> [OBJETIVO]
Pode dar seguimento ao excerto do acórdão sobre a suspensão de deliberações da assembleia de condóminos, escrevendo o que se segue à última frase apresentada?
### EXCERTO TRANSCRITO ###
B) Fundamentação de Direito 1. Da legitimidade
Como ponto prévio cabe referir que, segundo doutrina e jurisprudência que se julgam maioritárias, resulta do art. 1343º, nº 6 do CCivil que a acção de impugnação de deliberações da assembleia de condóminos, quer se trate de acção de anulação, quer se trate de acção de declaração de nulidade, deve ser proposta contra todos os condóminos que aprovaram as deliberações, que devem ser individulamente citados sob pena de preterição de litisconsórcio necessário[1].
Este o sentido da decisão recorrida, confirmada pelo referido acórdão desta Relação e Secção, de 31.1.2008, relatado pelo Des. Granja da Fonseca, no qual se decidiu que o “procedimento cautelar de suspensão de deliberações da assembleia de condomínio deve ser proposto contra todos os condóminos do prédio em causa, mesmo contra os que não tenham estado presentes e que não tenham manifestado a sua discordância relativamente às deliberações adoptadas – com excepção evidente do(s) que impugna(m) a deliberação e pretende(m) a sua suspensão -, condóminos esses representados pelo administrador do condomínio ou pela pessoa pela assembleia designada para o efeito. Limitando-se a Requerente a propor o procedimento cautelar contra os administradores do condomínio que presidiram à assembleia em que foi adoptada a deliberação em causa, é manifesta a ilegitimidade passiva dos Requeridos, daí decorrendo a necessária absolvição dos mesmos da instância”.[2]
2. Da absolvição da instância
Nos presentes autos está em causa matéria que se consubstancia na suspensão da deliberação de assembleia de condóminos que suspendeu o serviço dos elevadores ao 18° piso do prédio identificado nos autos.
### INFORMAÇÃO FORNECIDA ###
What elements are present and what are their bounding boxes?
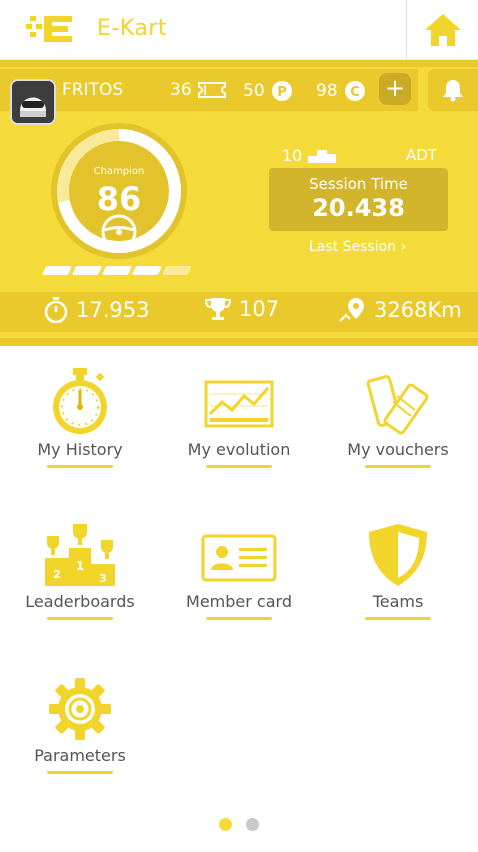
###
> [RESULTADO]
Pelos mesmos fundamentos a aqui Requerente intentou inicialmente providência cautelar contra os administradores do condomínio que presidiram à assembleia em que foi adoptada a deliberação em causa, vindo a ser proferida decisão em que os Requeridos foram absolvidos da instância por ilegitimidade passiva, confirmada, em sede de recurso, por decisão de 31.1.2008 esclarecida por acórdão de 13 de Março de 2008, notificado às partes por carta de 17 de Março de 2008.
Na sequência, a Requerente instaurou, em 2 de Maio de 2008, ao abrigo do disposto no art. 289º, n°s. 1 e 2 do C. P. Civil, novo procedimento cautelar de suspensão de assembleia de condóminos, pelos mesmos factos e razões, em que a Requerente demandava parte dos ora Requeridos, vindo a ser proferida decisão em 21.7.2008, que absolveu os Requeridos da instância por ilegitimidade passiva, por preterição de litisconsórcio necessário, decisão notificada às partes em 21.7.2008 e que transitou em julgado.
Invocando o disposto no art. 289º, n°s. 1 e 2 do CPCivil, foi instaurado, em 8 de Setembro de 2008, novo procedimento cautelar de suspensão da deliberação, agora contra todos os condóminos do mesmo prédio.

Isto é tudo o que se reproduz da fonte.